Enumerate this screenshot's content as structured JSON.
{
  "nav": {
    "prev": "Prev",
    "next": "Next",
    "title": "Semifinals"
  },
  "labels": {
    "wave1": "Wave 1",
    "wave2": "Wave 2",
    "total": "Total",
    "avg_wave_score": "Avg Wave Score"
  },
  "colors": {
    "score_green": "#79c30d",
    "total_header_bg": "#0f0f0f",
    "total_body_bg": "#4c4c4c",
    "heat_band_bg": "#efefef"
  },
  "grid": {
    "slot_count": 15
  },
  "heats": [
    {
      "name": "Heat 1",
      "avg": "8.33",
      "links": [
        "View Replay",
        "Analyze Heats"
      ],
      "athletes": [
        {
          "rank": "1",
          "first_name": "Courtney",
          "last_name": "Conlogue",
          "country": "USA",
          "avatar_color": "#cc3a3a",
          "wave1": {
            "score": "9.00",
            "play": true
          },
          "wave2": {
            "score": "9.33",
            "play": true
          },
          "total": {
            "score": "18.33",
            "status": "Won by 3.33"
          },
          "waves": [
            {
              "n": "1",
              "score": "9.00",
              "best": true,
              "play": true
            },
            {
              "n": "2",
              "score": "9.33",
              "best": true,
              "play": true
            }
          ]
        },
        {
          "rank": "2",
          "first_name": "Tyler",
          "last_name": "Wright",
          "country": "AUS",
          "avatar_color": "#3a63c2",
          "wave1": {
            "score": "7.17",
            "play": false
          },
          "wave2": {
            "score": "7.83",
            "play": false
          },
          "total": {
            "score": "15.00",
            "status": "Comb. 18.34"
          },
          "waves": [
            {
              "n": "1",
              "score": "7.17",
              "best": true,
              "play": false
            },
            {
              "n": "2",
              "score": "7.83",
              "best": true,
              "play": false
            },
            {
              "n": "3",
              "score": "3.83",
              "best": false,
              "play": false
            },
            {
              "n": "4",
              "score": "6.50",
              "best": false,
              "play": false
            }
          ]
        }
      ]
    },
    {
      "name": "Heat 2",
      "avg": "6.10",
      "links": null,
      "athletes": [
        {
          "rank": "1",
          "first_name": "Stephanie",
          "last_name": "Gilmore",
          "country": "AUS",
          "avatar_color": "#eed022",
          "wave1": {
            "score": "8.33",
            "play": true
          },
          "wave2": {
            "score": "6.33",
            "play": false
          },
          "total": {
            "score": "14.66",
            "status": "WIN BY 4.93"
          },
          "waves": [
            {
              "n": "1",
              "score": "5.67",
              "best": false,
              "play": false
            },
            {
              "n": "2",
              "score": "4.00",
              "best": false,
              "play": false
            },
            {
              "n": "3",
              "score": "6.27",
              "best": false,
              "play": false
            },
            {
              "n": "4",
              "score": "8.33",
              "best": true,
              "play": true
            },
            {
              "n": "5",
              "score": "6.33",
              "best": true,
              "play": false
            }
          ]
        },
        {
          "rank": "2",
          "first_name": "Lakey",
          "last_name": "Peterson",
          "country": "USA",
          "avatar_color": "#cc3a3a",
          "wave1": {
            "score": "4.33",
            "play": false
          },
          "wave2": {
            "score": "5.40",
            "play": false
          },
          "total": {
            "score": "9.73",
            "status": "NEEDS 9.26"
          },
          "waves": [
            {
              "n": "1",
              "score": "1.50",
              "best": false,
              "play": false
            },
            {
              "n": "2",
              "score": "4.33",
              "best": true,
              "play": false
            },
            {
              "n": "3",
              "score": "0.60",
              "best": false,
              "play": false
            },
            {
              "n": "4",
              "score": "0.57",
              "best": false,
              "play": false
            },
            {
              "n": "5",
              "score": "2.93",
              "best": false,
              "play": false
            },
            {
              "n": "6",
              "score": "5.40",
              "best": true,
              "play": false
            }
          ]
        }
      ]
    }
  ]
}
━━━━
* Task to complete: Each line of the material must be restated exactly.

* Exercise answer:
Enumerate this screenshot's content as structured JSON.
{
  "nav": {
    "prev": "Prev",
    "next": "Next",
    "title": "Semifinals"
  },
  "labels": {
    "wave1": "Wave 1",
    "wave2": "Wave 2",
    "total": "Total",
    "avg_wave_score": "Avg Wave Score"
  },
  "colors": {
    "score_green": "#79c30d",
    "total_header_bg": "#0f0f0f",
    "total_body_bg": "#4c4c4c",
    "heat_band_bg": "#efefef"
  },
  "grid": {
    "slot_count": 15
  },
  "heats": [
    {
      "name": "Heat 1",
      "avg": "8.33",
      "links": [
        "View Replay",
        "Analyze Heats"
      ],
      "athletes": [
        {
          "rank": "1",
          "first_name": "Courtney",
          "last_name": "Conlogue",
          "country": "USA",
          "avatar_color": "#cc3a3a",
          "wave1": {
            "score": "9.00",
            "play": true
          },
          "wave2": {
            "score": "9.33",
            "play": true
          },
          "total": {
            "score": "18.33",
            "status": "Won by 3.33"
          },
          "waves": [
            {
              "n": "1",
              "score": "9.00",
              "best": true,
              "play": true
            },
            {
              "n": "2",
              "score": "9.33",
              "best": true,
              "play": true
            }
          ]
        },
        {
          "rank": "2",
          "first_name": "Tyler",
          "last_name": "Wright",
          "country": "AUS",
          "avatar_color": "#3a63c2",
          "wave1": {
            "score": "7.17",
            "play": false
          },
          "wave2": {
            "score": "7.83",
            "play": false
          },
          "total": {
            "score": "15.00",
            "status": "Comb. 18.34"
          },
          "waves": [
            {
              "n": "1",
              "score": "7.17",
              "best": true,
              "play": false
            },
            {
              "n": "2",
              "score": "7.83",
              "best": true,
              "play": false
            },
            {
              "n": "3",
              "score": "3.83",
              "best": false,
              "play": false
            },
            {
              "n": "4",
              "score": "6.50",
              "best": false,
              "play": false
            }
          ]
        }
      ]
    },
    {
      "name": "Heat 2",
      "avg": "6.10",
      "links": null,
      "athletes": [
        {
          "rank": "1",
          "first_name": "Stephanie",
          "last_name": "Gilmore",
          "country": "AUS",
          "avatar_color": "#eed022",
          "wave1": {
            "score": "8.33",
            "play": true
          },
          "wave2": {
            "score": "6.33",
            "play": false
          },
          "total": {
            "score": "14.66",
            "status": "WIN BY 4.93"
          },
          "waves": [
            {
              "n": "1",
              "score": "5.67",
              "best": false,
              "play": false
            },
            {
              "n": "2",
              "score": "4.00",
              "best": false,
              "play": false
            },
            {
              "n": "3",
              "score": "6.27",
              "best": false,
              "play": false
            },
            {
              "n": "4",
              "score": "8.33",
              "best": true,
              "play": true
            },
            {
              "n": "5",
              "score": "6.33",
              "best": true,
              "play": false
            }
          ]
        },
        {
          "rank": "2",
          "first_name": "Lakey",
          "last_name": "Peterson",
          "country": "USA",
          "avatar_color": "#cc3a3a",
          "wave1": {
            "score": "4.33",
            "play": false
          },
          "wave2": {
            "score": "5.40",
            "play": false
          },
          "total": {
            "score": "9.73",
            "status": "NEEDS 9.26"
          },
          "waves": [
            {
              "n": "1",
              "score": "1.50",
              "best": false,
              "play": false
            },
            {
              "n": "2",
              "score": "4.33",
              "best": true,
              "play": false
            },
            {
              "n": "3",
              "score": "0.60",
              "best": false,
              "play": false
            },
            {
              "n": "4",
              "score": "0.57",
              "best": false,
              "play": false
            },
            {
              "n": "5",
              "score": "2.93",
              "best": false,
              "play": false
            },
            {
              "n": "6",
              "score": "5.40",
              "best": true,
              "play": false
            }
          ]
        }
      ]
    }
  ]
}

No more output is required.